*DIRECTIONS:* Identify every line in the records below that contains the word "Pessoa", and reproduce each one.
:::
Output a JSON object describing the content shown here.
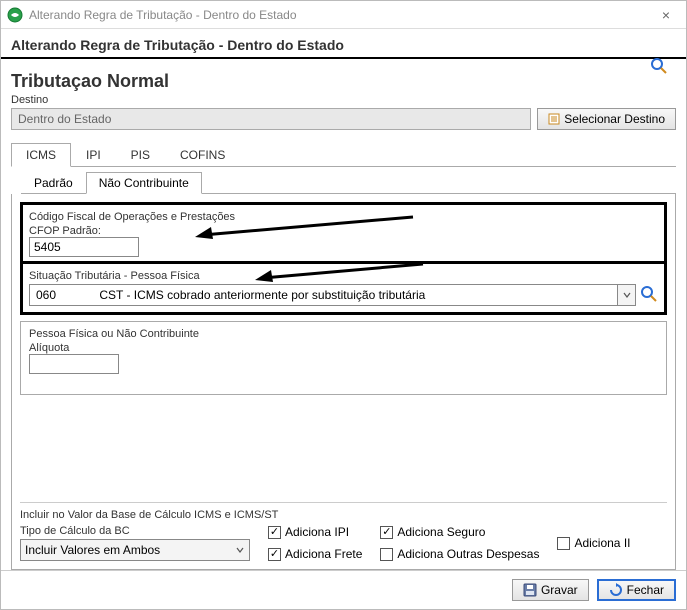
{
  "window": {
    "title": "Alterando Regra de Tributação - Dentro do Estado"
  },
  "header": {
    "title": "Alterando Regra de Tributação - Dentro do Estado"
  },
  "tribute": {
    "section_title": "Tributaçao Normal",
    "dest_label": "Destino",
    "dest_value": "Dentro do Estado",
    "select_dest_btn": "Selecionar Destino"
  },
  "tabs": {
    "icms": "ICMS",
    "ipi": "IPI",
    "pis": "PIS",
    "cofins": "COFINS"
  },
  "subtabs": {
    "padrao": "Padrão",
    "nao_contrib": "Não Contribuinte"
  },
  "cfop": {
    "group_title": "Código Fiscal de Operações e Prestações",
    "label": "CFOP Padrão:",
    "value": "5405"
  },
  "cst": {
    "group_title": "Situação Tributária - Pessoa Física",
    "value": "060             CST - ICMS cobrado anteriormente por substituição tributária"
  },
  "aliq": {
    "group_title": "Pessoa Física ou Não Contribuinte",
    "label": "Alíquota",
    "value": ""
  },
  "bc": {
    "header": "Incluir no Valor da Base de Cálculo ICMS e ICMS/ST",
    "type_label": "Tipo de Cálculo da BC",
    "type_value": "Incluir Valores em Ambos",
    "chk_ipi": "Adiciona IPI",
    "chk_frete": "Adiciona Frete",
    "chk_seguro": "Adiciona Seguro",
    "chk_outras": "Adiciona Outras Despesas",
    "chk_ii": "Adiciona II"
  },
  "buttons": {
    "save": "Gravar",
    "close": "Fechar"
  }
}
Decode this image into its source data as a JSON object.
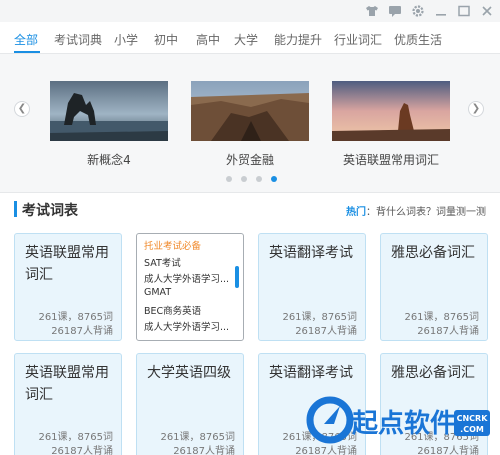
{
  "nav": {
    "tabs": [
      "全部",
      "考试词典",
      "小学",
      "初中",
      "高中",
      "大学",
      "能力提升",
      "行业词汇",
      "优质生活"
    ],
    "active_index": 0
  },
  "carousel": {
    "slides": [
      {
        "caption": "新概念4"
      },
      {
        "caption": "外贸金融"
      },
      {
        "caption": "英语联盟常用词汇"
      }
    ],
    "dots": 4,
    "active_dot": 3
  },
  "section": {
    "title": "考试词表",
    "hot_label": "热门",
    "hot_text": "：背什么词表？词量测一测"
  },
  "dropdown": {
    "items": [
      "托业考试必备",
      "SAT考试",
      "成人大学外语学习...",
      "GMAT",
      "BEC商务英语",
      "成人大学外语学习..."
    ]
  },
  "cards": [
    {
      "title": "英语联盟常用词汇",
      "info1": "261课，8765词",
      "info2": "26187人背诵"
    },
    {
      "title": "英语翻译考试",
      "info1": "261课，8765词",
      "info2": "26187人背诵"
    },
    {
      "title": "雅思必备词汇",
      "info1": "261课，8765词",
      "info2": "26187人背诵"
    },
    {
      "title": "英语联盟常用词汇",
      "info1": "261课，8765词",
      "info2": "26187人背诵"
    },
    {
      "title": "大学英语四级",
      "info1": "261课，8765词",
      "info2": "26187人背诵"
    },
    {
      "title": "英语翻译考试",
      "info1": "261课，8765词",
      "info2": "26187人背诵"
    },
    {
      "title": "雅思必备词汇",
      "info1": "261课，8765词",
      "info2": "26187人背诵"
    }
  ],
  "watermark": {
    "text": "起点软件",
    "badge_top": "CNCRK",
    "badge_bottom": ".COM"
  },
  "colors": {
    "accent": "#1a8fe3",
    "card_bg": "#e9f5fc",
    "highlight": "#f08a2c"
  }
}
:::
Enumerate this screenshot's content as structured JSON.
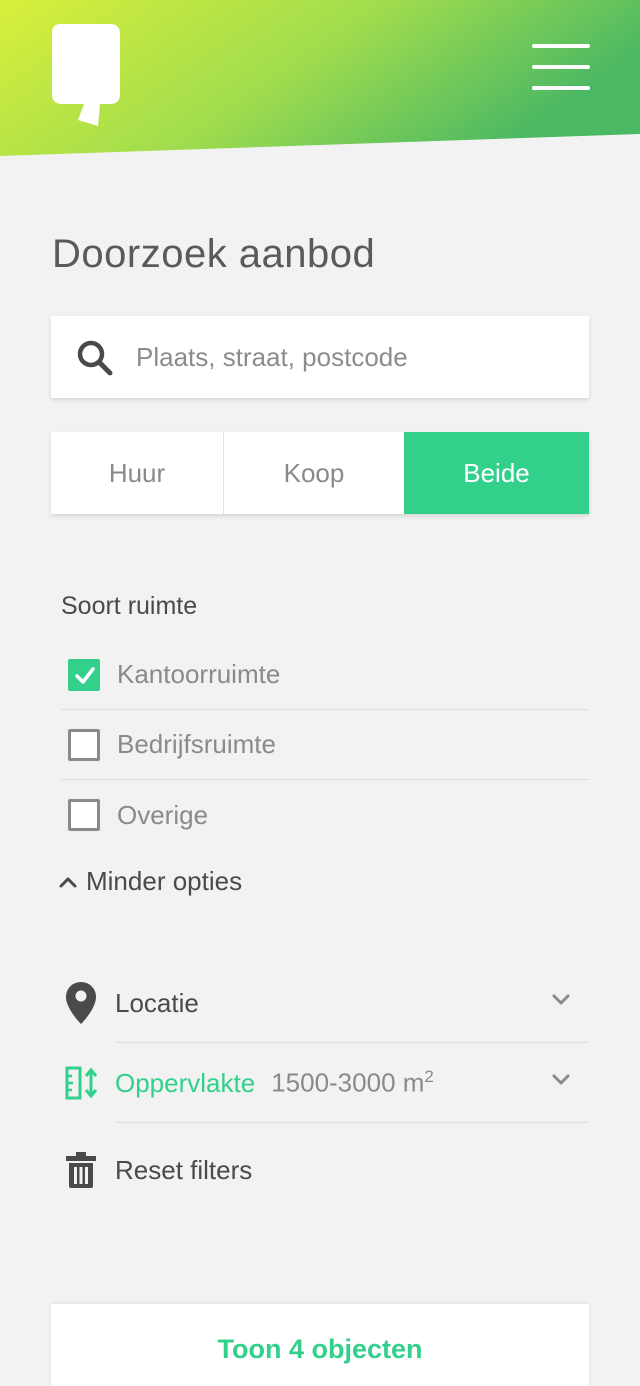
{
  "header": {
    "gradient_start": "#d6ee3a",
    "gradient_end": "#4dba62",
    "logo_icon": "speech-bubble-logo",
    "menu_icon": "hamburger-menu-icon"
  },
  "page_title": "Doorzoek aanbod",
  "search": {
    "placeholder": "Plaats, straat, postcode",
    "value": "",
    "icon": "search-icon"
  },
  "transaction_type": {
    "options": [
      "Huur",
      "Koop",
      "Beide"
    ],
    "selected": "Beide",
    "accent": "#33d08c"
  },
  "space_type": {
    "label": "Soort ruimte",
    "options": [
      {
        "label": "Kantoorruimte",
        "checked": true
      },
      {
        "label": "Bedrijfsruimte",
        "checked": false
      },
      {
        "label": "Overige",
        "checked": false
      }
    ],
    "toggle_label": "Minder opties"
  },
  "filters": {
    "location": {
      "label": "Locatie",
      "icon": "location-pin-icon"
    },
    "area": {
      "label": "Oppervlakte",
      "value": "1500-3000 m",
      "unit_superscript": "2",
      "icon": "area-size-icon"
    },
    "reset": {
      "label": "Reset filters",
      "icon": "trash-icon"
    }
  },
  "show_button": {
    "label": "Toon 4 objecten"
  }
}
:::
*EXERCISE RESULT:*
    "group_title": "Situação Tributária - Pessoa Física",
    "group_title": "Pessoa Física ou Não Contribuinte",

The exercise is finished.